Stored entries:
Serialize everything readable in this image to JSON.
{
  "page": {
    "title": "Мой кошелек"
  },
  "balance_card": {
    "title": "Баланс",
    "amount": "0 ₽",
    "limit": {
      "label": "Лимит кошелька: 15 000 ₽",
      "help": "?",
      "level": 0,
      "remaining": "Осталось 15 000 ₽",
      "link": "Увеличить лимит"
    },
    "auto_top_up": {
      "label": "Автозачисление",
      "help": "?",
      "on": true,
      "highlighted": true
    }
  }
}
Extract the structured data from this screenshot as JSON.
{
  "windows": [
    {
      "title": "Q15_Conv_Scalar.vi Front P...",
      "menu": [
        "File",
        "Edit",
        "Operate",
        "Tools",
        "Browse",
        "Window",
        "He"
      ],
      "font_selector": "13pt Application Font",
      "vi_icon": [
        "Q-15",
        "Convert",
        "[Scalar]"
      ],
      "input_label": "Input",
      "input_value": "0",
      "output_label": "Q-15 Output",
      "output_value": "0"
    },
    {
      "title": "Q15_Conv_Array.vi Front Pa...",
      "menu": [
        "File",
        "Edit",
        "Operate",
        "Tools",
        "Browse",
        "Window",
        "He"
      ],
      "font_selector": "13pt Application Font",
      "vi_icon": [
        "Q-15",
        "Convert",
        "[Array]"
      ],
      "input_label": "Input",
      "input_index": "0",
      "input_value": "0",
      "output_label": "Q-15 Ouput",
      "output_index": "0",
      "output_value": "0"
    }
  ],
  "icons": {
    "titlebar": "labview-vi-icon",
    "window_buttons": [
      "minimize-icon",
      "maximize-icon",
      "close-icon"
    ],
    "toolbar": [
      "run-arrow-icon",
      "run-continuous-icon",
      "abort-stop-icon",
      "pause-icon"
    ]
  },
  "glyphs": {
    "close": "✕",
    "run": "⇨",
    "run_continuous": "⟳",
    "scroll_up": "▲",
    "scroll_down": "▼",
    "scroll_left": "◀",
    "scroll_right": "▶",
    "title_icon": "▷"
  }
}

→ EXERCISE
Identify every line where the string "Front" appears.

→ COMPLETE OUTPUT
      "title": "Q15_Conv_Scalar.vi Front P...",
      "title": "Q15_Conv_Array.vi Front Pa...",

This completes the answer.